### Brief
From the listing below, pull out the lines that hold "text".

### Listing
⁂
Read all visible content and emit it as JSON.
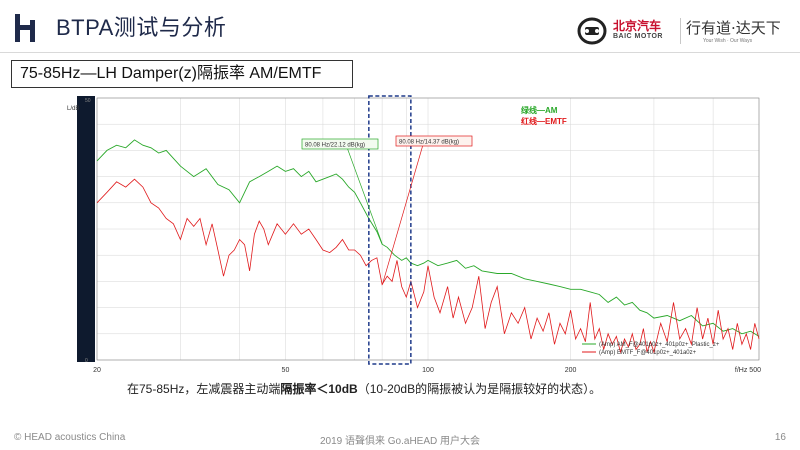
{
  "header": {
    "title": "BTPA测试与分析",
    "brand_name": "北京汽车",
    "brand_sub": "BAIC MOTOR",
    "brand_slogan": "行有道·达天下",
    "brand_tagline": "Your Wish · Our Ways"
  },
  "subtitle": "75-85Hz—LH Damper(z)隔振率 AM/EMTF",
  "caption": {
    "prefix": "在75-85Hz，左减震器主动端",
    "bold": "隔振率＜10dB",
    "suffix": "（10-20dB的隔振被认为是隔振较好的状态）。"
  },
  "footer": {
    "left": "© HEAD acoustics China",
    "center": "2019 语聲俱来 Go.aHEAD 用户大会",
    "page": "16"
  },
  "colors": {
    "am": "#29a829",
    "emtf": "#e0191b",
    "highlight": "#1f3a8a",
    "axis_bar": "#0e1a2e"
  },
  "chart_data": {
    "type": "line",
    "xscale": "log",
    "xlim": [
      20,
      500
    ],
    "ylim": [
      0,
      50
    ],
    "ylabel": "L/dB",
    "xlabel": "f/Hz",
    "x_ticks": [
      20,
      50,
      100,
      200,
      500
    ],
    "x_tick_labels": [
      "20",
      "50",
      "100",
      "200",
      "f/Hz  500"
    ],
    "y_tick_labels": [
      "50",
      "0"
    ],
    "grid": true,
    "legend_placement": "bottom-right",
    "highlight_range": [
      75,
      92
    ],
    "notes": [
      "绿线—AM",
      "红线—EMTF"
    ],
    "series": [
      {
        "name": "(Amp) AM_F@401p0z+_401p0z+_Plastic_z+",
        "x": [
          20,
          21,
          22,
          23,
          24,
          25,
          26,
          27,
          28,
          30,
          32,
          34,
          36,
          38,
          40,
          42,
          44,
          46,
          48,
          50,
          52,
          54,
          56,
          58,
          60,
          62,
          64,
          66,
          68,
          70,
          72,
          75,
          78,
          80,
          82,
          85,
          88,
          90,
          92,
          95,
          98,
          100,
          105,
          110,
          115,
          120,
          125,
          130,
          140,
          150,
          160,
          170,
          180,
          190,
          200,
          210,
          220,
          230,
          240,
          250,
          260,
          270,
          280,
          290,
          300,
          320,
          340,
          360,
          380,
          400,
          420,
          440,
          460,
          480,
          500
        ],
        "y": [
          38,
          40,
          41,
          40.5,
          42,
          41,
          40.5,
          39.5,
          40,
          37,
          35,
          36.5,
          33.5,
          32.5,
          30,
          34,
          35,
          36,
          37,
          36,
          36.5,
          35,
          36,
          34,
          34.5,
          35,
          35.5,
          34.5,
          33,
          32,
          30,
          27,
          24.5,
          22.1,
          21.5,
          20,
          19,
          19.5,
          18.5,
          18,
          18.5,
          19,
          18,
          18.5,
          19,
          17.5,
          18,
          17,
          16.5,
          16.5,
          15.5,
          15,
          14.5,
          14,
          13.5,
          13.5,
          13,
          12.5,
          11,
          12,
          10.5,
          11,
          9.5,
          9,
          8,
          8.5,
          7.5,
          8.5,
          6.5,
          7,
          5.5,
          6,
          5,
          5.5,
          4.5
        ]
      },
      {
        "name": "(Amp) EMTF_F@401p0z+_401a0z+",
        "x": [
          20,
          21,
          22,
          23,
          24,
          25,
          26,
          27,
          28,
          29,
          30,
          31,
          32,
          33,
          34,
          35,
          36,
          37,
          38,
          39,
          40,
          41,
          42,
          43,
          44,
          45,
          46,
          48,
          50,
          52,
          54,
          56,
          58,
          60,
          62,
          64,
          66,
          68,
          70,
          72,
          74,
          76,
          78,
          80,
          82,
          84,
          86,
          88,
          90,
          92,
          95,
          98,
          100,
          103,
          106,
          110,
          113,
          116,
          120,
          124,
          128,
          132,
          136,
          140,
          145,
          150,
          155,
          160,
          165,
          170,
          175,
          180,
          185,
          190,
          195,
          200,
          205,
          210,
          215,
          220,
          225,
          230,
          235,
          240,
          245,
          250,
          255,
          260,
          265,
          270,
          275,
          280,
          285,
          290,
          295,
          300,
          310,
          320,
          330,
          340,
          350,
          360,
          370,
          380,
          390,
          400,
          410,
          420,
          430,
          440,
          450,
          460,
          470,
          480,
          490,
          500
        ],
        "y": [
          30,
          32,
          34,
          33,
          34.5,
          33,
          30,
          29,
          27,
          26,
          23,
          27,
          25.5,
          27,
          22,
          26,
          21,
          16,
          20,
          21,
          23,
          22,
          17,
          24,
          26.5,
          25,
          22,
          26,
          24,
          26,
          24,
          25,
          23,
          21,
          20.5,
          21.5,
          23,
          21,
          21,
          20,
          18,
          19,
          19.5,
          14.4,
          16,
          15,
          19,
          14,
          12,
          15,
          10,
          13,
          18,
          12,
          9,
          14,
          8,
          12,
          7,
          10,
          16,
          6,
          11,
          14,
          5,
          9,
          7,
          10,
          4,
          8,
          5.5,
          9,
          3,
          7,
          5,
          9.5,
          4,
          6,
          3.5,
          11,
          4,
          6,
          2,
          5,
          3,
          4.5,
          1.5,
          4,
          2.5,
          5,
          2,
          3,
          6,
          1.5,
          3.5,
          1.5,
          7,
          3.5,
          11,
          4,
          6,
          3,
          10,
          4,
          8,
          3,
          9.5,
          4,
          6,
          2,
          7,
          3,
          5,
          2,
          7,
          4
        ]
      }
    ],
    "annotations": [
      {
        "text": "80.08 Hz/22.12 dB(kg)",
        "x": 80.08,
        "y": 22.12,
        "series": 0
      },
      {
        "text": "80.08 Hz/14.37 dB(kg)",
        "x": 80.08,
        "y": 14.37,
        "series": 1
      }
    ]
  }
}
⁂
### The output
        "text": "80.08 Hz/22.12 dB(kg)",
        "text": "80.08 Hz/14.37 dB(kg)",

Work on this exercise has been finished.